AIM OF THE TASK:
Take every line where the string "image" appears and copy it.

SUPPLIED MATERIAL:
★ ★ ★ ★ ★ ★ ★
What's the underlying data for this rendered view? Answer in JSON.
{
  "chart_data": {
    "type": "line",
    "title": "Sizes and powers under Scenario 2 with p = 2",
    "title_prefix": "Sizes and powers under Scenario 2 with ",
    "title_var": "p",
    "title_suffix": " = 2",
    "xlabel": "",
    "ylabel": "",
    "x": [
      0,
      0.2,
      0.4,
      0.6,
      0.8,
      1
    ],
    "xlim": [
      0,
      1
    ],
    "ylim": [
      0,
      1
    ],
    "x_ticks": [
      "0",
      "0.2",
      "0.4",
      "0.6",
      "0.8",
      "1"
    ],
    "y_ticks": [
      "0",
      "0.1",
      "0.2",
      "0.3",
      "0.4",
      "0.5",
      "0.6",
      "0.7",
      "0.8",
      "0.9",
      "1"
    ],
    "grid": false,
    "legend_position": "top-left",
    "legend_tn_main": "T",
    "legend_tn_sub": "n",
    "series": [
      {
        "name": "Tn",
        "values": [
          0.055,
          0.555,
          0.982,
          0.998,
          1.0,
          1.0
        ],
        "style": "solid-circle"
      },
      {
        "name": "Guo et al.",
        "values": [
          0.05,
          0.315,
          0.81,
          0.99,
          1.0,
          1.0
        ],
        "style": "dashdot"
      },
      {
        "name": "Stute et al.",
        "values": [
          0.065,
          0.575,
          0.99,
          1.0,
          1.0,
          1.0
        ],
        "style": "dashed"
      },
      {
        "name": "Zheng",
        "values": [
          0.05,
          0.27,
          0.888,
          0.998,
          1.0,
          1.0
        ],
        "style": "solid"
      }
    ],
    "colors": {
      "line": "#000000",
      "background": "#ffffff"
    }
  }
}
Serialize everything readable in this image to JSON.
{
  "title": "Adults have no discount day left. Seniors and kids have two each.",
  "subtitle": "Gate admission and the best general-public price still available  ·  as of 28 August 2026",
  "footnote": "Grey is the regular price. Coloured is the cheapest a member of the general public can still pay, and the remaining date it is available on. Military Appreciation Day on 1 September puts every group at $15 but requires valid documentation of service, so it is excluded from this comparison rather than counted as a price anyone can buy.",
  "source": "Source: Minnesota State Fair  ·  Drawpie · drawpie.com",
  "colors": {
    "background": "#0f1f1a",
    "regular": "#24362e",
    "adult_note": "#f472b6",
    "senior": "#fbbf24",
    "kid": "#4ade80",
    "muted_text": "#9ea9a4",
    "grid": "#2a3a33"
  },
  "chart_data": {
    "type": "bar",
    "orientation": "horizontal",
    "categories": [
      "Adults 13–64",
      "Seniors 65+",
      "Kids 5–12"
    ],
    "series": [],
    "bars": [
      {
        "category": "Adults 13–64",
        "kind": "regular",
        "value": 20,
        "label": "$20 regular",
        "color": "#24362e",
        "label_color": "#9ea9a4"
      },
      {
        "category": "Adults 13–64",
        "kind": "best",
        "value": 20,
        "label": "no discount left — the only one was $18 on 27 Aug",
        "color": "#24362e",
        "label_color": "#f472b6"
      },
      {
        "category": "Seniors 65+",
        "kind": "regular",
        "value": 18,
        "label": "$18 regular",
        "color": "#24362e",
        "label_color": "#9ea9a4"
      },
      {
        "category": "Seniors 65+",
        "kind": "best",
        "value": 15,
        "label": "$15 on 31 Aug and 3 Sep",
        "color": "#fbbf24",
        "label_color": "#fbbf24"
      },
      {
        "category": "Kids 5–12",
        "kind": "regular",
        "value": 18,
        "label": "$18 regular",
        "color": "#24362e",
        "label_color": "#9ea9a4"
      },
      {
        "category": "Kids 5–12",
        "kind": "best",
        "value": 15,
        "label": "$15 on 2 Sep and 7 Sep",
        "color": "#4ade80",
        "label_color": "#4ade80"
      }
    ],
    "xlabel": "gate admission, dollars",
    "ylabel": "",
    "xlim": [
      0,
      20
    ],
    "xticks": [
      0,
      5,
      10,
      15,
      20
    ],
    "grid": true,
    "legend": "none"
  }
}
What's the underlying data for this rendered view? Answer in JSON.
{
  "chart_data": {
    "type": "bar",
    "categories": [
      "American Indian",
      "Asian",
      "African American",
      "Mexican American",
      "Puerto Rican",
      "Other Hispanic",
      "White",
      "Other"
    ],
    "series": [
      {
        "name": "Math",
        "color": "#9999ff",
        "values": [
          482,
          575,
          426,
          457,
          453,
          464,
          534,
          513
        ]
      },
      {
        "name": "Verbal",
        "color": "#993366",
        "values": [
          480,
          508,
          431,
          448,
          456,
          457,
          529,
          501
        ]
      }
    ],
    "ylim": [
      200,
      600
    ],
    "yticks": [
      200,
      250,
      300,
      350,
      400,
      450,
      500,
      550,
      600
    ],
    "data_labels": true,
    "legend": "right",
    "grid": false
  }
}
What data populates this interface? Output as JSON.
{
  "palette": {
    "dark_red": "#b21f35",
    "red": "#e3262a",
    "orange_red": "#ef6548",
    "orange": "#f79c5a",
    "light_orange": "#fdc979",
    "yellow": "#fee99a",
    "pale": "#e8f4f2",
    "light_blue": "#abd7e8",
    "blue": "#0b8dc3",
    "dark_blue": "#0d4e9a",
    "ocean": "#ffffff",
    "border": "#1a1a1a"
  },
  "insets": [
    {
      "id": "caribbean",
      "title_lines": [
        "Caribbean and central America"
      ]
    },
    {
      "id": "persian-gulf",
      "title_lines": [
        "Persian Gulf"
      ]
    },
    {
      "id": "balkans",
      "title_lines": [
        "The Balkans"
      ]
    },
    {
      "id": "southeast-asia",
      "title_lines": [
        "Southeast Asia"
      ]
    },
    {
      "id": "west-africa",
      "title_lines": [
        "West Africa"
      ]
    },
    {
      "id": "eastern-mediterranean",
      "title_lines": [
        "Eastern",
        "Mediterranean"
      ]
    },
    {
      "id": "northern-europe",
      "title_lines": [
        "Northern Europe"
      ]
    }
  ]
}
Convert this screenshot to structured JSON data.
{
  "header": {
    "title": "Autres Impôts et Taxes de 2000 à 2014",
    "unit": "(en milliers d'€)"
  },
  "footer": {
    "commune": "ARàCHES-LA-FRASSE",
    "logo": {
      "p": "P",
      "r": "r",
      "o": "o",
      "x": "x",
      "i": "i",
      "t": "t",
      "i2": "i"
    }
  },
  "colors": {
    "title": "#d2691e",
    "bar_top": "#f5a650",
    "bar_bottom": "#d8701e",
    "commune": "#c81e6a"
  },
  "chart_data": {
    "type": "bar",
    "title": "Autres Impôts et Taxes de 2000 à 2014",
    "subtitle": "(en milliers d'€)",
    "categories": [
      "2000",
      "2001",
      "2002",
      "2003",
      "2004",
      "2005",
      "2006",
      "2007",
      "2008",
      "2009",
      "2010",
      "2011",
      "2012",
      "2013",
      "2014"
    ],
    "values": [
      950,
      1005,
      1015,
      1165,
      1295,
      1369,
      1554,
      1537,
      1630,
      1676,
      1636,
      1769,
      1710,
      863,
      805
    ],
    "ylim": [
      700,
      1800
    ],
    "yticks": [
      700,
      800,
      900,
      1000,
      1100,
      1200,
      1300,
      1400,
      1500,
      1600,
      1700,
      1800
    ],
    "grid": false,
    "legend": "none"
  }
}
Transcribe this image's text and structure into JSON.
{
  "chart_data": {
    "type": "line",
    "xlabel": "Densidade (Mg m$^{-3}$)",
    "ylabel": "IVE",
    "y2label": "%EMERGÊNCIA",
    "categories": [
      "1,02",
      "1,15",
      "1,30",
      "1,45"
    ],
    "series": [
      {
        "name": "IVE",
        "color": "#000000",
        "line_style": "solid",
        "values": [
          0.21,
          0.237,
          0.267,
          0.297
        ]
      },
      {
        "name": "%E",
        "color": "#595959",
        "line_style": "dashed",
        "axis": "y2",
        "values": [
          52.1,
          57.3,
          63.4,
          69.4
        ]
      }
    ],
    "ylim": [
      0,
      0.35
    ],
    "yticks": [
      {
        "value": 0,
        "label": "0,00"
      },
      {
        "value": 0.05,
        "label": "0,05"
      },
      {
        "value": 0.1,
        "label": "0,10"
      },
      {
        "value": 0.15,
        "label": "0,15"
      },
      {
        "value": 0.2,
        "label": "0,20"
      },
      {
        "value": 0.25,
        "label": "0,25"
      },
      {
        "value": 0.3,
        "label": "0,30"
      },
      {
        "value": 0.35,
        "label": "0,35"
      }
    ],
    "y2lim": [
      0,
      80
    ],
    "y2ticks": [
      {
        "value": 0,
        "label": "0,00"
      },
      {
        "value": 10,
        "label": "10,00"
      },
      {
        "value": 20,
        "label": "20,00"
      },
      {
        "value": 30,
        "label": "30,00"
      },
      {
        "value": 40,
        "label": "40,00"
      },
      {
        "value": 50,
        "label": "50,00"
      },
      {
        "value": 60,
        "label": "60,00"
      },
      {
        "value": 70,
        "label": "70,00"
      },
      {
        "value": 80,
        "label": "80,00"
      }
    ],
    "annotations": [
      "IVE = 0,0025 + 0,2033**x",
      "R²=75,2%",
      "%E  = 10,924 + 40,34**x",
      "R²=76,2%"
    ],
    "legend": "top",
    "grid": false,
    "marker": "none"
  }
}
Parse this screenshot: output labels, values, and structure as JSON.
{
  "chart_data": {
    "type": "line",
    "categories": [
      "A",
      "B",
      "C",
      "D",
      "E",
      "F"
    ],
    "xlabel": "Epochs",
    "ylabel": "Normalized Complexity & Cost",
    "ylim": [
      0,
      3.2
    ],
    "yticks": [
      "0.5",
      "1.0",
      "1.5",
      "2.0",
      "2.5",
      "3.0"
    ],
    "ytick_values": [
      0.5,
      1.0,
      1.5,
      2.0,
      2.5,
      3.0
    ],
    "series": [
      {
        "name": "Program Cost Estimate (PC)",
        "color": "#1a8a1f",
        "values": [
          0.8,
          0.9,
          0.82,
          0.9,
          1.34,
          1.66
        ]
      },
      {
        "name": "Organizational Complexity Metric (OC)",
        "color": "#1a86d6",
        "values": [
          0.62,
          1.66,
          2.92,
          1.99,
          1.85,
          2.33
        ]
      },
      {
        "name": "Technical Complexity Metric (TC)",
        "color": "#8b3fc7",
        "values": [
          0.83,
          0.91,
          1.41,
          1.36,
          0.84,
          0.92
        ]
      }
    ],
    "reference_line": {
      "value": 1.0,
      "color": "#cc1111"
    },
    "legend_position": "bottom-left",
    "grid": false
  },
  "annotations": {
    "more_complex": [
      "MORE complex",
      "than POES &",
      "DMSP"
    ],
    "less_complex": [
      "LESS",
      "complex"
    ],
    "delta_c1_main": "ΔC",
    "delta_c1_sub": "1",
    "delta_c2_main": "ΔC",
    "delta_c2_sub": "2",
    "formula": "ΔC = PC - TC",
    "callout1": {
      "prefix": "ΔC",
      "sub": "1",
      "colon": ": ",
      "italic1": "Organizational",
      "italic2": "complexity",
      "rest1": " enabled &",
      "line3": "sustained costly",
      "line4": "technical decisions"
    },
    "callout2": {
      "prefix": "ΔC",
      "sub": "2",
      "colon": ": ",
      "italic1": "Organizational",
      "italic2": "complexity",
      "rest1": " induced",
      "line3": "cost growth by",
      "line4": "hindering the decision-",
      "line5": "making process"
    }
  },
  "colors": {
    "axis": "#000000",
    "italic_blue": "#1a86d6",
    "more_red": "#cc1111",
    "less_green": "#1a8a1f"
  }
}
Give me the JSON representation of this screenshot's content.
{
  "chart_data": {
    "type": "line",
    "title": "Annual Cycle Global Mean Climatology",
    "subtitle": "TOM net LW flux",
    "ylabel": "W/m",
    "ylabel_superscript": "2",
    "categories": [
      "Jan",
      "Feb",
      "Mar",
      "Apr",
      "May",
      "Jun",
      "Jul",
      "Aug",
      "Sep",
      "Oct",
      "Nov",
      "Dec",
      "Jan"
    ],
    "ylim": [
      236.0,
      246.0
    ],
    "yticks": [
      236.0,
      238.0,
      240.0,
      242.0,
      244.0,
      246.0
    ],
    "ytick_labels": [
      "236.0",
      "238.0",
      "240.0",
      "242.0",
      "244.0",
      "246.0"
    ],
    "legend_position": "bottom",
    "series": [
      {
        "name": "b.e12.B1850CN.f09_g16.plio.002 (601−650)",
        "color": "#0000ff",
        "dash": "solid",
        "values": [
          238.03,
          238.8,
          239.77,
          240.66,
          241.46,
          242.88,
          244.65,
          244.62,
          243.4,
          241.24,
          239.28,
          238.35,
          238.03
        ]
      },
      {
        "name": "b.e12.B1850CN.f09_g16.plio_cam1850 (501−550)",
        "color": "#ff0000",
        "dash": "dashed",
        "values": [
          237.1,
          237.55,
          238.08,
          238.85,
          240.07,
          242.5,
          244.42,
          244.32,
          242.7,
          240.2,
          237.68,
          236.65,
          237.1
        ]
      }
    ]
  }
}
★ ★ ★ ★ ★ ★ ★
ANSWER FOR THE TASK:
Serialize everything readable in this image to JSON.
Transcribe this image's text and structure into JSON.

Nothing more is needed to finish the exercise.